Below are entries. Pull out all lines containing "anyone".

[START MATERIAL]

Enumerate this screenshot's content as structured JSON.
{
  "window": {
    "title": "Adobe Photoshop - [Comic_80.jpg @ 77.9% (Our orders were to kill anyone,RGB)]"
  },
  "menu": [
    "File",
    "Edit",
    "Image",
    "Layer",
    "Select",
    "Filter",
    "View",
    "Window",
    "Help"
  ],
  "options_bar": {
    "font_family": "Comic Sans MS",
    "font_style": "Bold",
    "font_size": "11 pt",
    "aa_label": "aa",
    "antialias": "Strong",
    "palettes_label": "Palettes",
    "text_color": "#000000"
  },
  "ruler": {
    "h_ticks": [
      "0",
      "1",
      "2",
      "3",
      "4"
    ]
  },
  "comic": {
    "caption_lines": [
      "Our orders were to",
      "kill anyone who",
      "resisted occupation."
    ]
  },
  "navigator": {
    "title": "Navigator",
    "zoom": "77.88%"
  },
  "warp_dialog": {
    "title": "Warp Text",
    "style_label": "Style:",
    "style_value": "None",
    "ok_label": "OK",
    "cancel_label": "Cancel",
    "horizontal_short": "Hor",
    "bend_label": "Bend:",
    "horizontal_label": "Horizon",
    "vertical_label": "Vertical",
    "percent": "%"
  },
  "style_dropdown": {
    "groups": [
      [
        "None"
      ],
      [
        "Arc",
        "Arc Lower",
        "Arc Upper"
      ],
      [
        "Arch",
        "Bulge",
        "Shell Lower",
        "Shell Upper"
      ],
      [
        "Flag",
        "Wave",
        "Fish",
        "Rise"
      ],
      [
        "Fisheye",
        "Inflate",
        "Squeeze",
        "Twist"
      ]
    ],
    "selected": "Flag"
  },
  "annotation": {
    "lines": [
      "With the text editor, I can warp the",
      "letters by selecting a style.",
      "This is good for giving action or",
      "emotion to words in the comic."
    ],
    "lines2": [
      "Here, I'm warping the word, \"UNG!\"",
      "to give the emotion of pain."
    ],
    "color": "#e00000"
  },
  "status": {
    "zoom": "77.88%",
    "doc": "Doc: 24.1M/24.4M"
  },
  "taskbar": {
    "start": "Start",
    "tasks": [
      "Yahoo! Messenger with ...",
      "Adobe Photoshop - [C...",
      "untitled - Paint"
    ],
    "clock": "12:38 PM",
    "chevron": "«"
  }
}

[END MATERIAL]

*SOLUTION TO THIS PROBLEM*
    "title": "Adobe Photoshop - [Comic_80.jpg @ 77.9% (Our orders were to kill anyone,RGB)]"
      "kill anyone who",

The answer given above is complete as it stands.